Adding a link to a ๐Ÿงต where a couple other folks have experienced this too https://dagster.slack.com/archives/C04CW71AGBW/p1692125606193579

andreqaugusto commented 11 months ago

any news on this bug?

ShahBinoy commented 11 months ago

This is a very critical issue for us to make enhancements to our platform.

bolinzzz commented 11 months ago

I am doing this as a workaround. Are there any concerns that you all observe with this approach?

import json

from dagster import AssetExecutionContext, Config
from dagster_dbt import DbtCliResource, dbt_assets
from dagster_dbt.dagster_dbt_translator import DagsterDbtTranslator, DagsterDbtTranslatorSettings

from .constants import dbt_manifest_path, is_production_environment

class DbtConfig(Config):
    full_refresh: bool = False

translator = DagsterDbtTranslator(settings=DagsterDbtTranslatorSettings(
    enable_asset_checks=True))

# manifest.json file has the following keys: ["metadata", "nodes", "sources", "macros", "docs", "exposures",
# "metrics", "groups", "selectors", "disabled", "parent_map", "child_map", "group_map", "semantic_models"]. When
# calling `select_unique_ids_from_manifest()`, dagster is looking at manifest_json["child_map"] to get all the keys,
# for each key, get the node information from manifest_json["nodes"]. The key "semantic_model.ad_reporting.ad_report"

• [RECORDS SHOWN]:
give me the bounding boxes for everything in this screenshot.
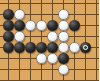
marked-black-stone <box>80 42 91 53</box>
black-stone <box>3 20 14 31</box>
white-stone <box>58 42 69 53</box>
last-move-marker-icon <box>83 45 88 50</box>
stones-layer <box>3 0 100 81</box>
black-stone <box>69 20 80 31</box>
white-stone <box>14 9 25 20</box>
black-stone <box>25 42 36 53</box>
white-stone <box>47 31 58 42</box>
go-app-window <box>0 0 100 81</box>
white-stone <box>58 20 69 31</box>
black-stone <box>36 42 47 53</box>
white-stone <box>36 53 47 64</box>
black-stone <box>47 42 58 53</box>
black-stone <box>3 31 14 42</box>
white-stone <box>58 9 69 20</box>
black-stone <box>3 42 14 53</box>
white-stone <box>36 20 47 31</box>
go-board[interactable] <box>0 0 100 81</box>
white-stone <box>25 20 36 31</box>
black-stone <box>58 53 69 64</box>
black-stone <box>3 9 14 20</box>
black-stone <box>14 20 25 31</box>
black-stone <box>14 42 25 53</box>
white-stone <box>58 31 69 42</box>
white-stone <box>47 53 58 64</box>
black-stone <box>47 20 58 31</box>
white-stone <box>69 42 80 53</box>
white-stone <box>58 64 69 75</box>
white-stone <box>14 31 25 42</box>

• [REQUIREMENTS]:
**1.** In the Dagster dbt thread, which key of the manifest does the workaround's comment say Dagster reads to obtain all the keys when calling `select_unique_ids_from_manifest()`?
**2.** Write out the Dagster dbt thread verbatim from "ShahBinoy commented 11" to "with this approach?".
**3.** Carry the Dagster dbt thread forward from the point at which it stops.

• [FINAL RESULTS]:
**1.** It reads manifest_json["child_map"].

**2.**
ShahBinoy commented 11 months ago

This is a very critical issue for us to make enhancements to our platform.

bolinzzz commented 11 months ago

I am doing this as a workaround. Are there any concerns that you all observe with this approach?

**3.**
# exists in manifest_json["child_map"] but not manifest_json["nodes"], leading to KeyError when Dagster attempts to
# load all dbt models from manifest.json as Dagster assets. This function below is removing
# "semantic_model.ad_reporting.ad_report"
with open(dbt_manifest_path, "r") as file:
    data = json.load(file)

del data["child_map"]["semantic_model.ad_reporting.ad_report"]
data["child_map"]["model.ad_reporting.ad_reporting__ad_report"].remove(
    "semantic_model.ad_reporting.ad_report")
# Write the modified data to a new JSON file
modified_dbt_manifest_path = f"{str(dbt_manifest_path)[:-5]}_modified.json"
with open(modified_dbt_manifest_path, "w") as output_file:
    json.dump(data, output_file, indent=2)

@dbt_assets(manifest=modified_dbt_manifest_path,
            dagster_dbt_translator=translator)
def bi_data_models_dbt_assets(context: AssetExecutionContext,
                              dbt: DbtCliResource, config: DbtConfig):
    dbt_build_args = ["build", "--indirect-selection", "cautious"]
    if is_production_environment:
        dbt_build_args += ["--target", "no_prefix"]
    if config.full_refresh:
        dbt_build_args += ["--full-refresh"]
    yield from dbt.cli(dbt_build_args, context=context).stream()